Retype each line exactly. Skip images.

— Start Record excerpts —

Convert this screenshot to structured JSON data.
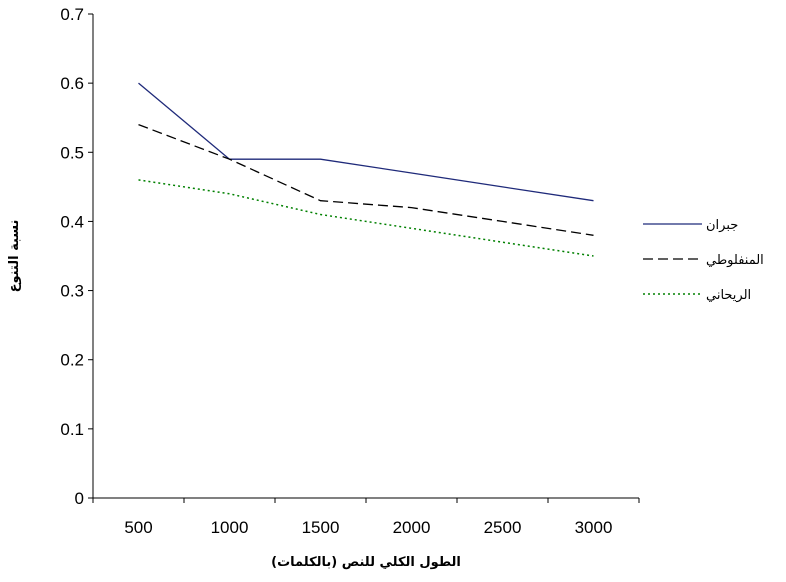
{
  "chart_data": {
    "type": "line",
    "title": "",
    "xlabel": "الطول الكلي للنص (بالكلمات)",
    "ylabel": "نسبة التنوع",
    "x": [
      500,
      1000,
      1500,
      2000,
      2500,
      3000
    ],
    "x_tick_labels": [
      "500",
      "1000",
      "1500",
      "2000",
      "2500",
      "3000"
    ],
    "y_tick_labels": [
      "0",
      "0.1",
      "0.2",
      "0.3",
      "0.4",
      "0.5",
      "0.6",
      "0.7"
    ],
    "ylim": [
      0,
      0.7
    ],
    "grid": false,
    "legend_position": "right",
    "series": [
      {
        "name": "جبران",
        "values": [
          0.6,
          0.49,
          0.49,
          0.47,
          0.45,
          0.43
        ],
        "color": "#1f2a7a",
        "style": "solid"
      },
      {
        "name": "المنفلوطي",
        "values": [
          0.54,
          0.49,
          0.43,
          0.42,
          0.4,
          0.38
        ],
        "color": "#000000",
        "style": "dashed"
      },
      {
        "name": "الريحاني",
        "values": [
          0.46,
          0.44,
          0.41,
          0.39,
          0.37,
          0.35
        ],
        "color": "#008000",
        "style": "dotted"
      }
    ]
  }
}
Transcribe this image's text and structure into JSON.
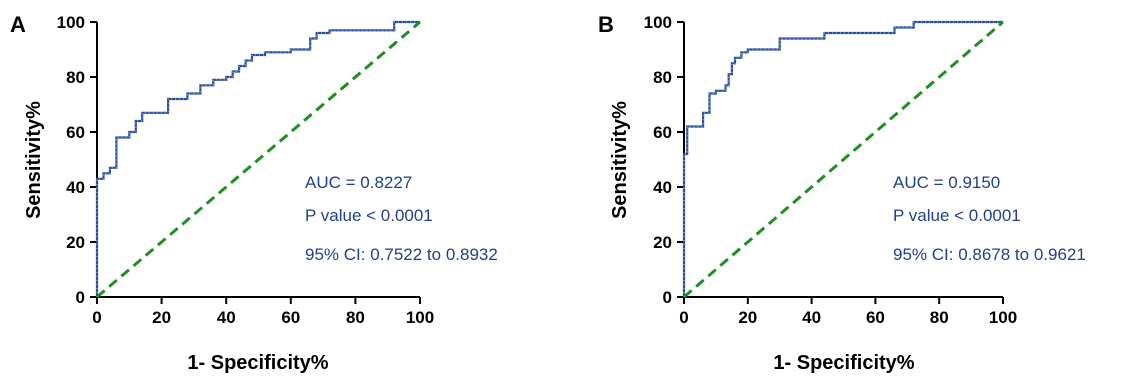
{
  "chart_data": [
    {
      "panel": "A",
      "type": "line",
      "xlabel": "1- Specificity%",
      "ylabel": "Sensitivity%",
      "xlim": [
        0,
        100
      ],
      "ylim": [
        0,
        100
      ],
      "xticks": [
        0,
        20,
        40,
        60,
        80,
        100
      ],
      "yticks": [
        0,
        20,
        40,
        60,
        80,
        100
      ],
      "annotations": [
        "AUC = 0.8227",
        "P value < 0.0001",
        "95% CI: 0.7522 to 0.8932"
      ],
      "colors": {
        "roc": "#2b4f9e",
        "reference": "#1f8f1f",
        "annotation": "#1f3f8f"
      },
      "series": [
        {
          "style": "step",
          "x": [
            0,
            0,
            2,
            2,
            4,
            4,
            6,
            6,
            10,
            10,
            12,
            12,
            14,
            14,
            18,
            18,
            22,
            22,
            28,
            28,
            32,
            32,
            36,
            36,
            40,
            40,
            42,
            42,
            44,
            44,
            46,
            46,
            48,
            48,
            52,
            52,
            60,
            60,
            66,
            66,
            68,
            68,
            72,
            72,
            92,
            92,
            100
          ],
          "y": [
            0,
            43,
            43,
            45,
            45,
            47,
            47,
            58,
            58,
            60,
            60,
            64,
            64,
            67,
            67,
            67,
            67,
            72,
            72,
            74,
            74,
            77,
            77,
            79,
            79,
            80,
            80,
            82,
            82,
            84,
            84,
            86,
            86,
            88,
            88,
            89,
            89,
            90,
            90,
            94,
            94,
            96,
            96,
            97,
            97,
            100,
            100
          ]
        },
        {
          "style": "dashed",
          "x": [
            0,
            100
          ],
          "y": [
            0,
            100
          ]
        }
      ]
    },
    {
      "panel": "B",
      "type": "line",
      "xlabel": "1- Specificity%",
      "ylabel": "Sensitivity%",
      "xlim": [
        0,
        100
      ],
      "ylim": [
        0,
        100
      ],
      "xticks": [
        0,
        20,
        40,
        60,
        80,
        100
      ],
      "yticks": [
        0,
        20,
        40,
        60,
        80,
        100
      ],
      "annotations": [
        "AUC = 0.9150",
        "P value < 0.0001",
        "95% CI: 0.8678 to 0.9621"
      ],
      "colors": {
        "roc": "#2b4f9e",
        "reference": "#1f8f1f",
        "annotation": "#1f3f8f"
      },
      "series": [
        {
          "style": "step",
          "x": [
            0,
            0,
            1,
            1,
            2,
            2,
            6,
            6,
            8,
            8,
            10,
            10,
            13,
            13,
            14,
            14,
            15,
            15,
            16,
            16,
            18,
            18,
            20,
            20,
            30,
            30,
            44,
            44,
            66,
            66,
            72,
            72,
            100
          ],
          "y": [
            0,
            52,
            52,
            62,
            62,
            62,
            62,
            67,
            67,
            74,
            74,
            75,
            75,
            77,
            77,
            81,
            81,
            85,
            85,
            87,
            87,
            89,
            89,
            90,
            90,
            94,
            94,
            96,
            96,
            98,
            98,
            100,
            100
          ]
        },
        {
          "style": "dashed",
          "x": [
            0,
            100
          ],
          "y": [
            0,
            100
          ]
        }
      ]
    }
  ]
}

— End Record excerpts —

## Reply to the exercise:
Convert this screenshot to structured JSON data.
{
  "chart_data": {
    "type": "line",
    "title": "",
    "xlabel": "الطول الكلي للنص (بالكلمات)",
    "ylabel": "نسبة التنوع",
    "x": [
      500,
      1000,
      1500,
      2000,
      2500,
      3000
    ],
    "x_tick_labels": [
      "500",
      "1000",
      "1500",
      "2000",
      "2500",
      "3000"
    ],
    "y_tick_labels": [
      "0",
      "0.1",
      "0.2",
      "0.3",
      "0.4",
      "0.5",
      "0.6",
      "0.7"
    ],
    "ylim": [
      0,
      0.7
    ],
    "grid": false,
    "legend_position": "right",
    "series": [
      {
        "name": "جبران",
        "values": [
          0.6,
          0.49,
          0.49,
          0.47,
          0.45,
          0.43
        ],
        "color": "#1f2a7a",
        "style": "solid"
      },
      {
        "name": "المنفلوطي",
        "values": [
          0.54,
          0.49,
          0.43,
          0.42,
          0.4,
          0.38
        ],
        "color": "#000000",
        "style": "dashed"
      },
      {
        "name": "الريحاني",
        "values": [
          0.46,
          0.44,
          0.41,
          0.39,
          0.37,
          0.35
        ],
        "color": "#008000",
        "style": "dotted"
      }
    ]
  }
}
Transcribe this image's text and structure into JSON.
{
  "chart_data": [
    {
      "panel": "A",
      "type": "line",
      "xlabel": "1- Specificity%",
      "ylabel": "Sensitivity%",
      "xlim": [
        0,
        100
      ],
      "ylim": [
        0,
        100
      ],
      "xticks": [
        0,
        20,
        40,
        60,
        80,
        100
      ],
      "yticks": [
        0,
        20,
        40,
        60,
        80,
        100
      ],
      "annotations": [
        "AUC = 0.8227",
        "P value < 0.0001",
        "95% CI: 0.7522 to 0.8932"
      ],
      "colors": {
        "roc": "#2b4f9e",
        "reference": "#1f8f1f",
        "annotation": "#1f3f8f"
      },
      "series": [
        {
          "style": "step",
          "x": [
            0,
            0,
            2,
            2,
            4,
            4,
            6,
            6,
            10,
            10,
            12,
            12,
            14,
            14,
            18,
            18,
            22,
            22,
            28,
            28,
            32,
            32,
            36,
            36,
            40,
            40,
            42,
            42,
            44,
            44,
            46,
            46,
            48,
            48,
            52,
            52,
            60,
            60,
            66,
            66,
            68,
            68,
            72,
            72,
            92,
            92,
            100
          ],
          "y": [
            0,
            43,
            43,
            45,
            45,
            47,
            47,
            58,
            58,
            60,
            60,
            64,
            64,
            67,
            67,
            67,
            67,
            72,
            72,
            74,
            74,
            77,
            77,
            79,
            79,
            80,
            80,
            82,
            82,
            84,
            84,
            86,
            86,
            88,
            88,
            89,
            89,
            90,
            90,
            94,
            94,
            96,
            96,
            97,
            97,
            100,
            100
          ]
        },
        {
          "style": "dashed",
          "x": [
            0,
            100
          ],
          "y": [
            0,
            100
          ]
        }
      ]
    },
    {
      "panel": "B",
      "type": "line",
      "xlabel": "1- Specificity%",
      "ylabel": "Sensitivity%",
      "xlim": [
        0,
        100
      ],
      "ylim": [
        0,
        100
      ],
      "xticks": [
        0,
        20,
        40,
        60,
        80,
        100
      ],
      "yticks": [
        0,
        20,
        40,
        60,
        80,
        100
      ],
      "annotations": [
        "AUC = 0.9150",
        "P value < 0.0001",
        "95% CI: 0.8678 to 0.9621"
      ],
      "colors": {
        "roc": "#2b4f9e",
        "reference": "#1f8f1f",
        "annotation": "#1f3f8f"
      },
      "series": [
        {
          "style": "step",
          "x": [
            0,
            0,
            1,
            1,
            2,
            2,
            6,
            6,
            8,
            8,
            10,
            10,
            13,
            13,
            14,
            14,
            15,
            15,
            16,
            16,
            18,
            18,
            20,
            20,
            30,
            30,
            44,
            44,
            66,
            66,
            72,
            72,
            100
          ],
          "y": [
            0,
            52,
            52,
            62,
            62,
            62,
            62,
            67,
            67,
            74,
            74,
            75,
            75,
            77,
            77,
            81,
            81,
            85,
            85,
            87,
            87,
            89,
            89,
            90,
            90,
            94,
            94,
            96,
            96,
            98,
            98,
            100,
            100
          ]
        },
        {
          "style": "dashed",
          "x": [
            0,
            100
          ],
          "y": [
            0,
            100
          ]
        }
      ]
    }
  ]
}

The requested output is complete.